#### [Collected data]
_ _ _ _
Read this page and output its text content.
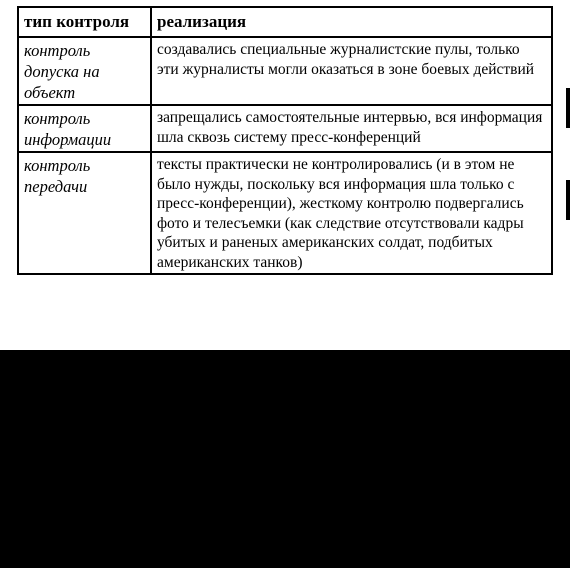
тип контроля	реализация
контроль допуска на объект	создавались специальные журналистские пулы, только эти журналисты могли оказаться в зоне боевых действий
контроль информации	запрещались самостоятельные интервью, вся информация шла сквозь систему пресс-конференций
контроль передачи	тексты практически не контролировались (и в этом не было нужды, поскольку вся информация шла только с пресс-конференции), жесткому контролю подвергались фото и телесъемки (как следствие отсутствовали кадры убитых и раненых американских солдат, подбитых американских танков)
_ _ _ _
#### [Task statement]
Strip out the images, then output the records above word for word.

#### [Result of this exercise]
Read this page and output its text content.
тип контроля	реализация
контроль допуска на объект	создавались специальные журналистские пулы, только эти журналисты могли оказаться в зоне боевых действий
контроль информации	запрещались самостоятельные интервью, вся информация шла сквозь систему пресс-конференций
контроль передачи	тексты практически не контролировались (и в этом не было нужды, поскольку вся информация шла только с пресс-конференции), жесткому контролю подвергались фото и телесъемки (как следствие отсутствовали кадры убитых и раненых американских солдат, подбитых американских танков)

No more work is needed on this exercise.